#### Exercise brief:
Word for word, restate every line of the material.

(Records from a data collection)
--
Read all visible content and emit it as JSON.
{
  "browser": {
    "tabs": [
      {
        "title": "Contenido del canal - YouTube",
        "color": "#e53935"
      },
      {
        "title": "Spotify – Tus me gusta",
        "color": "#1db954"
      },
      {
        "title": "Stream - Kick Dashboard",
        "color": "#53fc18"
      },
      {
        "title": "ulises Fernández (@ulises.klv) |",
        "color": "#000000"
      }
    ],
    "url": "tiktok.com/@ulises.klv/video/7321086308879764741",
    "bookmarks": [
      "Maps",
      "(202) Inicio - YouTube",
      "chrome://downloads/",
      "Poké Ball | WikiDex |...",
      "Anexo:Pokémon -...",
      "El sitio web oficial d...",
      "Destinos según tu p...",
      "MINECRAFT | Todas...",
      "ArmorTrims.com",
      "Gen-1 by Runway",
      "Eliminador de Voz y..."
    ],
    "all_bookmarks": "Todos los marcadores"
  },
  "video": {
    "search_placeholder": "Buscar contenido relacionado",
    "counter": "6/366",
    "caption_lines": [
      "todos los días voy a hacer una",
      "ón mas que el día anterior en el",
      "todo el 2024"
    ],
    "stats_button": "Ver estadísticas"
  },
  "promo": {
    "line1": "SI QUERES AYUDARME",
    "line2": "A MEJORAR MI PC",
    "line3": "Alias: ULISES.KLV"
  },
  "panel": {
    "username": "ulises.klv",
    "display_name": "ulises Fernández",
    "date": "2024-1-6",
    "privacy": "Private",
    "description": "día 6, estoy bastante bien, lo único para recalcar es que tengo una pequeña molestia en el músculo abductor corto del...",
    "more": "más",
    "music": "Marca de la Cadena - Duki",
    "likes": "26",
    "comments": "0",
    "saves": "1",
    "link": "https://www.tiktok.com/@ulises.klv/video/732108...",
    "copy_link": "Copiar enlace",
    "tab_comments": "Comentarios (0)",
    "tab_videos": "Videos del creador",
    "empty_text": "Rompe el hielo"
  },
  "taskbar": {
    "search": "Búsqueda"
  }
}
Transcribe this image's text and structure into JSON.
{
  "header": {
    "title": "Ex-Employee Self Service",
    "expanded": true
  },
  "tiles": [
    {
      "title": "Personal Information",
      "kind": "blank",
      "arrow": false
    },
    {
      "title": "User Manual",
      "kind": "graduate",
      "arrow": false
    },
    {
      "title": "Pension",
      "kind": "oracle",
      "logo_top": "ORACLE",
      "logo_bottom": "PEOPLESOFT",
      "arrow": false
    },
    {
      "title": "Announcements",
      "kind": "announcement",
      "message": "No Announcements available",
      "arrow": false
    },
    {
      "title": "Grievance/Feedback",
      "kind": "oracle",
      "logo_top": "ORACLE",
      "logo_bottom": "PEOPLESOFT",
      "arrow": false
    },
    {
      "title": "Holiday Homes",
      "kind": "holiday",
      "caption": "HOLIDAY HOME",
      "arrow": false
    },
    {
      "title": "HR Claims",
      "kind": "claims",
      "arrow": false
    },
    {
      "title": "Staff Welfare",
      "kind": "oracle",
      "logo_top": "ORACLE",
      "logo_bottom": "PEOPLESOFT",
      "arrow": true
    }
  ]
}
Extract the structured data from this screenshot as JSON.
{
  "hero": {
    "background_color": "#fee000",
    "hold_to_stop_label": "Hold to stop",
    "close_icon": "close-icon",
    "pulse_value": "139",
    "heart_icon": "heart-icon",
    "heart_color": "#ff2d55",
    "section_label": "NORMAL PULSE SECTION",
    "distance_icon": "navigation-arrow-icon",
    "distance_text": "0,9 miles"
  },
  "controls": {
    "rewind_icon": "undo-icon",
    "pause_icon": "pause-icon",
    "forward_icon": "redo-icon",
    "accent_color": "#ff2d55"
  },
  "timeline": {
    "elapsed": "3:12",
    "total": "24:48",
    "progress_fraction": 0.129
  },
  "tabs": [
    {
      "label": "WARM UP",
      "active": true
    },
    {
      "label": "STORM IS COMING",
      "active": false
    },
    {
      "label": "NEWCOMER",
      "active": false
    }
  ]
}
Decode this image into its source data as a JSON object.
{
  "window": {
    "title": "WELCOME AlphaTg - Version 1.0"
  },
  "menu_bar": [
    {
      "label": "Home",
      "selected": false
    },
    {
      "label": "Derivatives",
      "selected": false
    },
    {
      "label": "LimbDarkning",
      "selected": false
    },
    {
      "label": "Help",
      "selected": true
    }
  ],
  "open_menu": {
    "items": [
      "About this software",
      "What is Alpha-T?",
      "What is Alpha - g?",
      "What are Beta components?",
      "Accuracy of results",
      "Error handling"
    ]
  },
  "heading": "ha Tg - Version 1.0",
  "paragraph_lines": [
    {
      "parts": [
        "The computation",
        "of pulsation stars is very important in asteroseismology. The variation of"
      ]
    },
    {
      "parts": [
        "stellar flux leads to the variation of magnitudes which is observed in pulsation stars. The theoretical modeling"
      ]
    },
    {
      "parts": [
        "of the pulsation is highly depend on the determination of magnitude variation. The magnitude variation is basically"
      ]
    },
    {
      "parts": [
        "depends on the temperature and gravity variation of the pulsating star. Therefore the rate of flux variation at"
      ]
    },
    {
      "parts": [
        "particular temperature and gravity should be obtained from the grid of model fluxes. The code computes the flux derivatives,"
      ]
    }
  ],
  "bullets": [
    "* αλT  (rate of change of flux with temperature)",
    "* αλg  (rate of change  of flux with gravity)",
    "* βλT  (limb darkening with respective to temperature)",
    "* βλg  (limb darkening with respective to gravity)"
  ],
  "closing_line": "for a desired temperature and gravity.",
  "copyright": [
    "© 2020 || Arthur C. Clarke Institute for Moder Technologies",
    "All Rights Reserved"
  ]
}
--
#### Solution below:
Read all visible content and emit it as JSON.
{
  "browser": {
    "tabs": [
      {
        "title": "Contenido del canal - YouTube",
        "color": "#e53935"
      },
      {
        "title": "Spotify – Tus me gusta",
        "color": "#1db954"
      },
      {
        "title": "Stream - Kick Dashboard",
        "color": "#53fc18"
      },
      {
        "title": "ulises Fernández (@ulises.klv) |",
        "color": "#000000"
      }
    ],
    "url": "tiktok.com/@ulises.klv/video/7321086308879764741",
    "bookmarks": [
      "Maps",
      "(202) Inicio - YouTube",
      "chrome://downloads/",
      "Poké Ball | WikiDex |...",
      "Anexo:Pokémon -...",
      "El sitio web oficial d...",
      "Destinos según tu p...",
      "MINECRAFT | Todas...",
      "ArmorTrims.com",
      "Gen-1 by Runway",
      "Eliminador de Voz y..."
    ],
    "all_bookmarks": "Todos los marcadores"
  },
  "video": {
    "search_placeholder": "Buscar contenido relacionado",
    "counter": "6/366",
    "caption_lines": [
      "todos los días voy a hacer una",
      "ón mas que el día anterior en el",
      "todo el 2024"
    ],
    "stats_button": "Ver estadísticas"
  },
  "promo": {
    "line1": "SI QUERES AYUDARME",
    "line2": "A MEJORAR MI PC",
    "line3": "Alias: ULISES.KLV"
  },
  "panel": {
    "username": "ulises.klv",
    "display_name": "ulises Fernández",
    "date": "2024-1-6",
    "privacy": "Private",
    "description": "día 6, estoy bastante bien, lo único para recalcar es que tengo una pequeña molestia en el músculo abductor corto del...",
    "more": "más",
    "music": "Marca de la Cadena - Duki",
    "likes": "26",
    "comments": "0",
    "saves": "1",
    "link": "https://www.tiktok.com/@ulises.klv/video/732108...",
    "copy_link": "Copiar enlace",
    "tab_comments": "Comentarios (0)",
    "tab_videos": "Videos del creador",
    "empty_text": "Rompe el hielo"
  },
  "taskbar": {
    "search": "Búsqueda"
  }
}
Transcribe this image's text and structure into JSON.
{
  "header": {
    "title": "Ex-Employee Self Service",
    "expanded": true
  },
  "tiles": [
    {
      "title": "Personal Information",
      "kind": "blank",
      "arrow": false
    },
    {
      "title": "User Manual",
      "kind": "graduate",
      "arrow": false
    },
    {
      "title": "Pension",
      "kind": "oracle",
      "logo_top": "ORACLE",
      "logo_bottom": "PEOPLESOFT",
      "arrow": false
    },
    {
      "title": "Announcements",
      "kind": "announcement",
      "message": "No Announcements available",
      "arrow": false
    },
    {
      "title": "Grievance/Feedback",
      "kind": "oracle",
      "logo_top": "ORACLE",
      "logo_bottom": "PEOPLESOFT",
      "arrow": false
    },
    {
      "title": "Holiday Homes",
      "kind": "holiday",
      "caption": "HOLIDAY HOME",
      "arrow": false
    },
    {
      "title": "HR Claims",
      "kind": "claims",
      "arrow": false
    },
    {
      "title": "Staff Welfare",
      "kind": "oracle",
      "logo_top": "ORACLE",
      "logo_bottom": "PEOPLESOFT",
      "arrow": true
    }
  ]
}
Extract the structured data from this screenshot as JSON.
{
  "hero": {
    "background_color": "#fee000",
    "hold_to_stop_label": "Hold to stop",
    "close_icon": "close-icon",
    "pulse_value": "139",
    "heart_icon": "heart-icon",
    "heart_color": "#ff2d55",
    "section_label": "NORMAL PULSE SECTION",
    "distance_icon": "navigation-arrow-icon",
    "distance_text": "0,9 miles"
  },
  "controls": {
    "rewind_icon": "undo-icon",
    "pause_icon": "pause-icon",
    "forward_icon": "redo-icon",
    "accent_color": "#ff2d55"
  },
  "timeline": {
    "elapsed": "3:12",
    "total": "24:48",
    "progress_fraction": 0.129
  },
  "tabs": [
    {
      "label": "WARM UP",
      "active": true
    },
    {
      "label": "STORM IS COMING",
      "active": false
    },
    {
      "label": "NEWCOMER",
      "active": false
    }
  ]
}
Decode this image into its source data as a JSON object.
{
  "window": {
    "title": "WELCOME AlphaTg - Version 1.0"
  },
  "menu_bar": [
    {
      "label": "Home",
      "selected": false
    },
    {
      "label": "Derivatives",
      "selected": false
    },
    {
      "label": "LimbDarkning",
      "selected": false
    },
    {
      "label": "Help",
      "selected": true
    }
  ],
  "open_menu": {
    "items": [
      "About this software",
      "What is Alpha-T?",
      "What is Alpha - g?",
      "What are Beta components?",
      "Accuracy of results",
      "Error handling"
    ]
  },
  "heading": "ha Tg - Version 1.0",
  "paragraph_lines": [
    {
      "parts": [
        "The computation",
        "of pulsation stars is very important in asteroseismology. The variation of"
      ]
    },
    {
      "parts": [
        "stellar flux leads to the variation of magnitudes which is observed in pulsation stars. The theoretical modeling"
      ]
    },
    {
      "parts": [
        "of the pulsation is highly depend on the determination of magnitude variation. The magnitude variation is basically"
      ]
    },
    {
      "parts": [
        "depends on the temperature and gravity variation of the pulsating star. Therefore the rate of flux variation at"
      ]
    },
    {
      "parts": [
        "particular temperature and gravity should be obtained from the grid of model fluxes. The code computes the flux derivatives,"
      ]
    }
  ],
  "bullets": [
    "* αλT  (rate of change of flux with temperature)",
    "* αλg  (rate of change  of flux with gravity)",
    "* βλT  (limb darkening with respective to temperature)",
    "* βλg  (limb darkening with respective to gravity)"
  ],
  "closing_line": "for a desired temperature and gravity.",
  "copyright": [
    "© 2020 || Arthur C. Clarke Institute for Moder Technologies",
    "All Rights Reserved"
  ]
}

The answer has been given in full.